[Data entries]
------------------------

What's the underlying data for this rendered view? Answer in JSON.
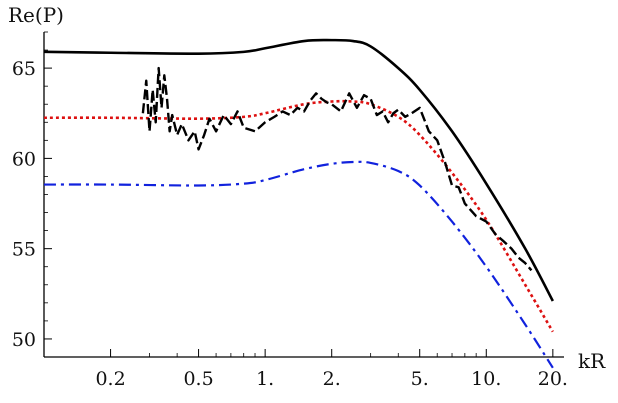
{
  "chart_data": {
    "type": "line",
    "ylabel": "Re(P)",
    "xlabel": "kR",
    "xscale": "log",
    "xlim": [
      0.1,
      22
    ],
    "ylim": [
      49,
      67
    ],
    "grid": false,
    "legend": "none",
    "xticks": [
      {
        "value": 0.2,
        "label": "0.2"
      },
      {
        "value": 0.5,
        "label": "0.5"
      },
      {
        "value": 1,
        "label": "1."
      },
      {
        "value": 2,
        "label": "2."
      },
      {
        "value": 5,
        "label": "5."
      },
      {
        "value": 10,
        "label": "10."
      },
      {
        "value": 20,
        "label": "20."
      }
    ],
    "yticks": [
      {
        "value": 50,
        "label": "50"
      },
      {
        "value": 55,
        "label": "55"
      },
      {
        "value": 60,
        "label": "60"
      },
      {
        "value": 65,
        "label": "65"
      }
    ],
    "series": [
      {
        "style": "solid",
        "color": "#000000",
        "x": [
          0.1,
          0.2,
          0.5,
          0.8,
          1.0,
          1.5,
          2.0,
          2.5,
          3.0,
          4.0,
          5.0,
          7.0,
          10.0,
          15.0,
          20.0
        ],
        "y": [
          65.9,
          65.85,
          65.8,
          65.9,
          66.1,
          66.5,
          66.55,
          66.5,
          66.2,
          65.0,
          63.8,
          61.5,
          58.6,
          55.0,
          52.1
        ]
      },
      {
        "style": "dotted",
        "color": "#dd1111",
        "x": [
          0.1,
          0.2,
          0.5,
          0.8,
          1.0,
          1.5,
          2.0,
          2.5,
          3.0,
          4.0,
          5.0,
          7.0,
          10.0,
          15.0,
          20.0
        ],
        "y": [
          62.25,
          62.25,
          62.2,
          62.3,
          62.5,
          63.0,
          63.15,
          63.15,
          63.0,
          62.3,
          61.3,
          59.2,
          56.6,
          53.0,
          50.4
        ]
      },
      {
        "style": "dash-dot",
        "color": "#1122dd",
        "x": [
          0.1,
          0.2,
          0.5,
          0.8,
          1.0,
          1.5,
          2.0,
          2.5,
          3.0,
          4.0,
          5.0,
          7.0,
          10.0,
          15.0,
          20.0
        ],
        "y": [
          58.55,
          58.55,
          58.5,
          58.6,
          58.8,
          59.4,
          59.7,
          59.8,
          59.75,
          59.3,
          58.5,
          56.5,
          54.0,
          50.8,
          48.4
        ]
      },
      {
        "style": "dashed-noisy",
        "color": "#000000",
        "x": [
          0.28,
          0.29,
          0.3,
          0.31,
          0.32,
          0.33,
          0.34,
          0.35,
          0.36,
          0.37,
          0.38,
          0.4,
          0.42,
          0.45,
          0.48,
          0.5,
          0.53,
          0.56,
          0.6,
          0.65,
          0.7,
          0.75,
          0.8,
          0.9,
          1.0,
          1.1,
          1.2,
          1.3,
          1.4,
          1.5,
          1.6,
          1.7,
          1.8,
          1.9,
          2.0,
          2.2,
          2.4,
          2.6,
          2.8,
          3.0,
          3.2,
          3.4,
          3.6,
          3.8,
          4.0,
          4.3,
          4.6,
          5.0,
          5.5,
          6.0,
          6.5,
          7.0,
          7.5,
          8.0,
          9.0,
          10.0,
          11.0,
          12.0,
          13.0,
          14.0,
          15.0,
          16.0
        ],
        "y": [
          62.5,
          64.3,
          61.5,
          63.8,
          62.0,
          65.0,
          62.8,
          64.6,
          63.3,
          61.5,
          62.4,
          61.3,
          61.9,
          61.0,
          61.5,
          60.5,
          61.3,
          62.2,
          61.5,
          62.4,
          61.9,
          62.6,
          61.7,
          61.5,
          62.0,
          62.3,
          62.6,
          62.4,
          62.8,
          62.6,
          63.2,
          63.6,
          63.3,
          63.1,
          63.0,
          62.6,
          63.6,
          62.8,
          63.5,
          63.3,
          62.4,
          62.6,
          62.0,
          62.5,
          62.7,
          62.3,
          62.5,
          62.8,
          61.5,
          61.0,
          59.8,
          58.5,
          58.4,
          57.5,
          56.8,
          56.5,
          55.8,
          55.4,
          55.0,
          54.5,
          54.2,
          53.8
        ]
      }
    ]
  }
}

------------------------

● **Job**: Exact duplication of all the records is required; pictures are omitted from the copy.

● **Final result**:
What's the underlying data for this rendered view? Answer in JSON.
{
  "chart_data": {
    "type": "line",
    "ylabel": "Re(P)",
    "xlabel": "kR",
    "xscale": "log",
    "xlim": [
      0.1,
      22
    ],
    "ylim": [
      49,
      67
    ],
    "grid": false,
    "legend": "none",
    "xticks": [
      {
        "value": 0.2,
        "label": "0.2"
      },
      {
        "value": 0.5,
        "label": "0.5"
      },
      {
        "value": 1,
        "label": "1."
      },
      {
        "value": 2,
        "label": "2."
      },
      {
        "value": 5,
        "label": "5."
      },
      {
        "value": 10,
        "label": "10."
      },
      {
        "value": 20,
        "label": "20."
      }
    ],
    "yticks": [
      {
        "value": 50,
        "label": "50"
      },
      {
        "value": 55,
        "label": "55"
      },
      {
        "value": 60,
        "label": "60"
      },
      {
        "value": 65,
        "label": "65"
      }
    ],
    "series": [
      {
        "style": "solid",
        "color": "#000000",
        "x": [
          0.1,
          0.2,
          0.5,
          0.8,
          1.0,
          1.5,
          2.0,
          2.5,
          3.0,
          4.0,
          5.0,
          7.0,
          10.0,
          15.0,
          20.0
        ],
        "y": [
          65.9,
          65.85,
          65.8,
          65.9,
          66.1,
          66.5,
          66.55,
          66.5,
          66.2,
          65.0,
          63.8,
          61.5,
          58.6,
          55.0,
          52.1
        ]
      },
      {
        "style": "dotted",
        "color": "#dd1111",
        "x": [
          0.1,
          0.2,
          0.5,
          0.8,
          1.0,
          1.5,
          2.0,
          2.5,
          3.0,
          4.0,
          5.0,
          7.0,
          10.0,
          15.0,
          20.0
        ],
        "y": [
          62.25,
          62.25,
          62.2,
          62.3,
          62.5,
          63.0,
          63.15,
          63.15,
          63.0,
          62.3,
          61.3,
          59.2,
          56.6,
          53.0,
          50.4
        ]
      },
      {
        "style": "dash-dot",
        "color": "#1122dd",
        "x": [
          0.1,
          0.2,
          0.5,
          0.8,
          1.0,
          1.5,
          2.0,
          2.5,
          3.0,
          4.0,
          5.0,
          7.0,
          10.0,
          15.0,
          20.0
        ],
        "y": [
          58.55,
          58.55,
          58.5,
          58.6,
          58.8,
          59.4,
          59.7,
          59.8,
          59.75,
          59.3,
          58.5,
          56.5,
          54.0,
          50.8,
          48.4
        ]
      },
      {
        "style": "dashed-noisy",
        "color": "#000000",
        "x": [
          0.28,
          0.29,
          0.3,
          0.31,
          0.32,
          0.33,
          0.34,
          0.35,
          0.36,
          0.37,
          0.38,
          0.4,
          0.42,
          0.45,
          0.48,
          0.5,
          0.53,
          0.56,
          0.6,
          0.65,
          0.7,
          0.75,
          0.8,
          0.9,
          1.0,
          1.1,
          1.2,
          1.3,
          1.4,
          1.5,
          1.6,
          1.7,
          1.8,
          1.9,
          2.0,
          2.2,
          2.4,
          2.6,
          2.8,
          3.0,
          3.2,
          3.4,
          3.6,
          3.8,
          4.0,
          4.3,
          4.6,
          5.0,
          5.5,
          6.0,
          6.5,
          7.0,
          7.5,
          8.0,
          9.0,
          10.0,
          11.0,
          12.0,
          13.0,
          14.0,
          15.0,
          16.0
        ],
        "y": [
          62.5,
          64.3,
          61.5,
          63.8,
          62.0,
          65.0,
          62.8,
          64.6,
          63.3,
          61.5,
          62.4,
          61.3,
          61.9,
          61.0,
          61.5,
          60.5,
          61.3,
          62.2,
          61.5,
          62.4,
          61.9,
          62.6,
          61.7,
          61.5,
          62.0,
          62.3,
          62.6,
          62.4,
          62.8,
          62.6,
          63.2,
          63.6,
          63.3,
          63.1,
          63.0,
          62.6,
          63.6,
          62.8,
          63.5,
          63.3,
          62.4,
          62.6,
          62.0,
          62.5,
          62.7,
          62.3,
          62.5,
          62.8,
          61.5,
          61.0,
          59.8,
          58.5,
          58.4,
          57.5,
          56.8,
          56.5,
          55.8,
          55.4,
          55.0,
          54.5,
          54.2,
          53.8
        ]
      }
    ]
  }
}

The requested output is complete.